**Required task:** In the listing below, locate the lines bearing the word "email". Copy every one of them.
··········
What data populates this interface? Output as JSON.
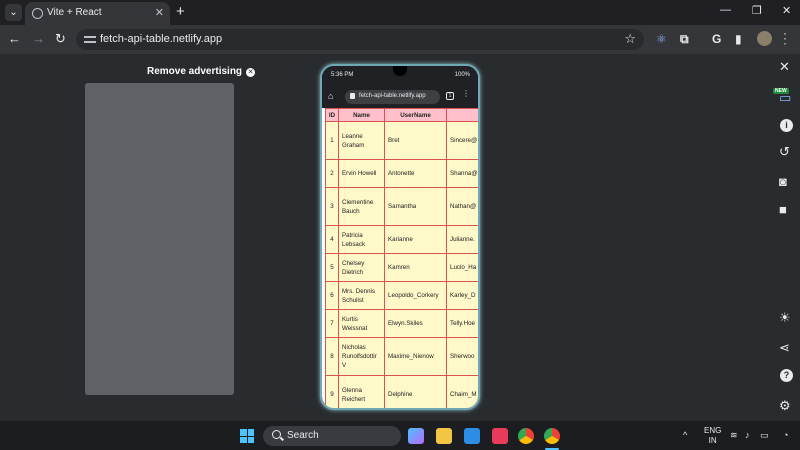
{
  "browser": {
    "tab_title": "Vite + React",
    "url": "fetch-api-table.netlify.app"
  },
  "page": {
    "remove_ad_label": "Remove advertising"
  },
  "phone": {
    "status_time": "5:36 PM",
    "battery": "100%",
    "url": "fetch-api-table.netlify.app",
    "tab_count": "1",
    "table": {
      "headers": [
        "ID",
        "Name",
        "UserName"
      ],
      "rows": [
        {
          "id": "1",
          "name": "Leanne Graham",
          "username": "Bret",
          "email": "Sincere@"
        },
        {
          "id": "2",
          "name": "Ervin Howell",
          "username": "Antonette",
          "email": "Shanna@"
        },
        {
          "id": "3",
          "name": "Clementine Bauch",
          "username": "Samantha",
          "email": "Nathan@"
        },
        {
          "id": "4",
          "name": "Patricia Lebsack",
          "username": "Karianne",
          "email": "Julianne."
        },
        {
          "id": "5",
          "name": "Chelsey Dietrich",
          "username": "Kamren",
          "email": "Lucio_Ha"
        },
        {
          "id": "6",
          "name": "Mrs. Dennis Schulist",
          "username": "Leopoldo_Corkery",
          "email": "Karley_D"
        },
        {
          "id": "7",
          "name": "Kurtis Weissnat",
          "username": "Elwyn.Skiles",
          "email": "Telly.Hoe"
        },
        {
          "id": "8",
          "name": "Nicholas Runolfsdottir V",
          "username": "Maxime_Nienow",
          "email": "Sherwoo"
        },
        {
          "id": "9",
          "name": "Glenna Reichert",
          "username": "Delphine",
          "email": "Chaim_M"
        }
      ]
    }
  },
  "side_panel": {
    "new_badge": "NEW"
  },
  "taskbar": {
    "search_label": "Search",
    "lang_line1": "ENG",
    "lang_line2": "IN"
  },
  "colors": {
    "table_header_bg": "#ffc0cb",
    "table_cell_bg": "#fff8c9",
    "table_border": "#d9534f",
    "phone_frame": "#6ea8b4"
  }
}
··········
**The result:**
          "email": "Sincere@"
          "email": "Shanna@"
          "email": "Nathan@"
          "email": "Julianne."
          "email": "Lucio_Ha"
          "email": "Karley_D"
          "email": "Telly.Hoe"
          "email": "Sherwoo"
          "email": "Chaim_M"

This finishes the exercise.